§ **EXCERPTED RECORDS**:
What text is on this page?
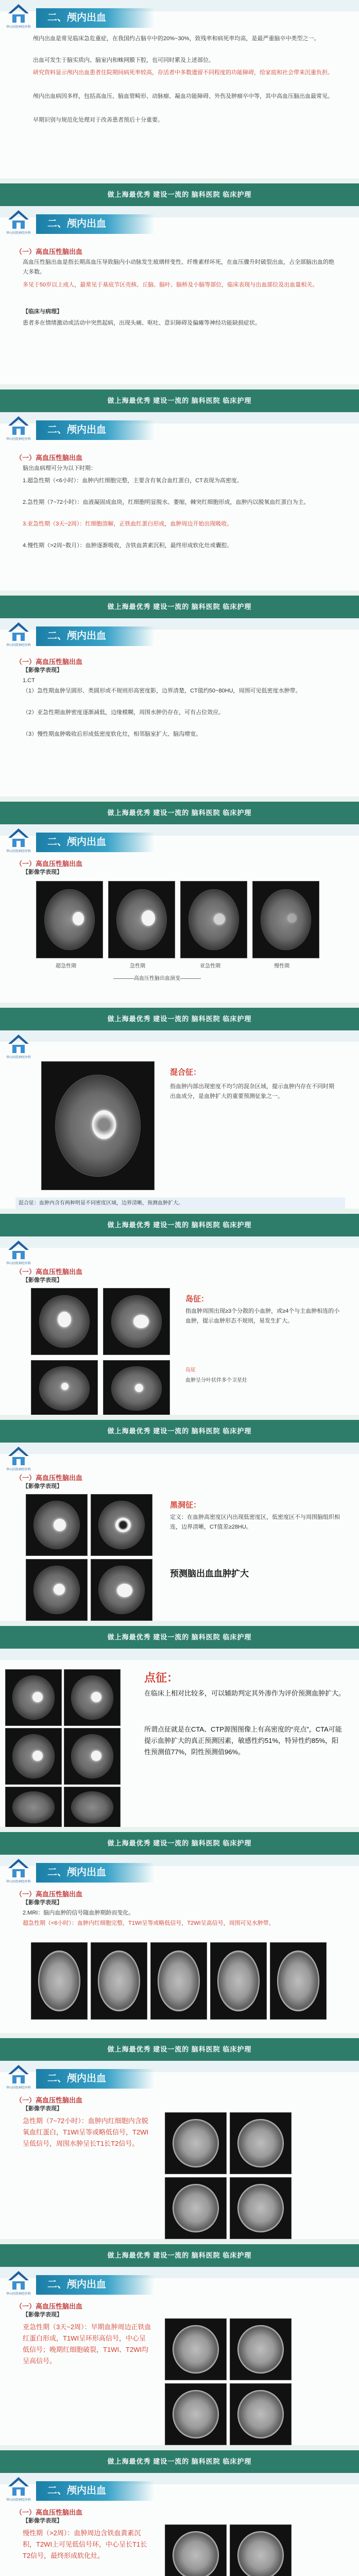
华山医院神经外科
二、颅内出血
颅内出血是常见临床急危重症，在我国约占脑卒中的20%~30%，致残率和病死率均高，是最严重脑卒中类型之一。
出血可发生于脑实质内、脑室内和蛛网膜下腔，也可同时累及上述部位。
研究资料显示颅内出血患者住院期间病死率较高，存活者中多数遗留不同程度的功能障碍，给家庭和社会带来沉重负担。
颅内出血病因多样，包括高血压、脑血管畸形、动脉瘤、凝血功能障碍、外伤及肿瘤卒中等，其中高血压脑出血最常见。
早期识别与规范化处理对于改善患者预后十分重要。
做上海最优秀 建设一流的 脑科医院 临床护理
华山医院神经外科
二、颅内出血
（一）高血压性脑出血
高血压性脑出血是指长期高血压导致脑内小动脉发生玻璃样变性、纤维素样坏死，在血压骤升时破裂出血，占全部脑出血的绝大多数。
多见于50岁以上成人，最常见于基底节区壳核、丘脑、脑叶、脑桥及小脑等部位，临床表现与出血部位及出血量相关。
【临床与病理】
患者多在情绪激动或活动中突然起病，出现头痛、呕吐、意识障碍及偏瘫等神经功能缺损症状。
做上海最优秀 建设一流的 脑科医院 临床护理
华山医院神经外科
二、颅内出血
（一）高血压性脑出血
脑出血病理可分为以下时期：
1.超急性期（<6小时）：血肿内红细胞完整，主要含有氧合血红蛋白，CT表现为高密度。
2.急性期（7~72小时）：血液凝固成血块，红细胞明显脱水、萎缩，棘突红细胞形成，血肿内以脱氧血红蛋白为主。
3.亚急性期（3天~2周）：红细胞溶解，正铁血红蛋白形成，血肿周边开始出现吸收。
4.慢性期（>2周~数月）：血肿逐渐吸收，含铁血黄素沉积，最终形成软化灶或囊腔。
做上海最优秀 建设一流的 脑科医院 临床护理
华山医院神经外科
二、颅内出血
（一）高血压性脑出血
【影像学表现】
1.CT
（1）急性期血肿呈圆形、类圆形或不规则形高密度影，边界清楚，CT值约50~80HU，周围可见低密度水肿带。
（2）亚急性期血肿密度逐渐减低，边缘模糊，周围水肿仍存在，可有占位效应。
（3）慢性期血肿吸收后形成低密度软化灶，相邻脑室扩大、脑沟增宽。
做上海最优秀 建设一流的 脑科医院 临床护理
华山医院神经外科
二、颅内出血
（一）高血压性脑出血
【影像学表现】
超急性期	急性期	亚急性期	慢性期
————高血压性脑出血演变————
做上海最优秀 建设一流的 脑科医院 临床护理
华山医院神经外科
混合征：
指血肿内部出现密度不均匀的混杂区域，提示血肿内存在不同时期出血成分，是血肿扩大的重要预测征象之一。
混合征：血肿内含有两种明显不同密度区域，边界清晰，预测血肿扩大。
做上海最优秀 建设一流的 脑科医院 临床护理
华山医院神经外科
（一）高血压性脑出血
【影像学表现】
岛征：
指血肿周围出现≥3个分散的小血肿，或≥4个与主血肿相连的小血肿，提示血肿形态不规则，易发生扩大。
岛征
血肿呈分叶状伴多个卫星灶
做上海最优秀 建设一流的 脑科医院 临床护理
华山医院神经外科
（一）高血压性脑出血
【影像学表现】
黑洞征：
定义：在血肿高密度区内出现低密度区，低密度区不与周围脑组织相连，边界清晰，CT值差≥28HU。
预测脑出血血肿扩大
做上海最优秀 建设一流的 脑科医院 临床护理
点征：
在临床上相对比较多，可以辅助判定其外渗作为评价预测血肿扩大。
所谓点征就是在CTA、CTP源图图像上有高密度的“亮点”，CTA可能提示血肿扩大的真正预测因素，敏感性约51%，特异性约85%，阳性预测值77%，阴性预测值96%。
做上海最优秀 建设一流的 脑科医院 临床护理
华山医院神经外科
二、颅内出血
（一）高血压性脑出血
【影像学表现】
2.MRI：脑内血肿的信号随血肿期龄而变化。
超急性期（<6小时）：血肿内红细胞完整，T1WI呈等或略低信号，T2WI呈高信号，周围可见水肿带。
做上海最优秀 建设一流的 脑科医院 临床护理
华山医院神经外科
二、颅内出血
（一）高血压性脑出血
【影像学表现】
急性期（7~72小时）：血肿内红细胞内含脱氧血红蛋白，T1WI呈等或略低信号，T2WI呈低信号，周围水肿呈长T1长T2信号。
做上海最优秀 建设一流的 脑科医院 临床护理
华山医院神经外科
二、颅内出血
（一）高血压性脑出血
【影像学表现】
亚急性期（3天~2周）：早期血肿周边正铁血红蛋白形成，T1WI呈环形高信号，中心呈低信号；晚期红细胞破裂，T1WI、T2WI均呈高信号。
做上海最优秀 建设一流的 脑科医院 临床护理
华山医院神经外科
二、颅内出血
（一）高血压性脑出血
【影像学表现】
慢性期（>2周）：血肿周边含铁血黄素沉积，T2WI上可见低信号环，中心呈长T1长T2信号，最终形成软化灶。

§ **STATED PROBLEM**: Show, from the material above, each line that includes the string "边界清晰".

§ **SOLUTION TO THIS PROBLEM**:
混合征：血肿内含有两种明显不同密度区域，边界清晰，预测血肿扩大。
定义：在血肿高密度区内出现低密度区，低密度区不与周围脑组织相连，边界清晰，CT值差≥28HU。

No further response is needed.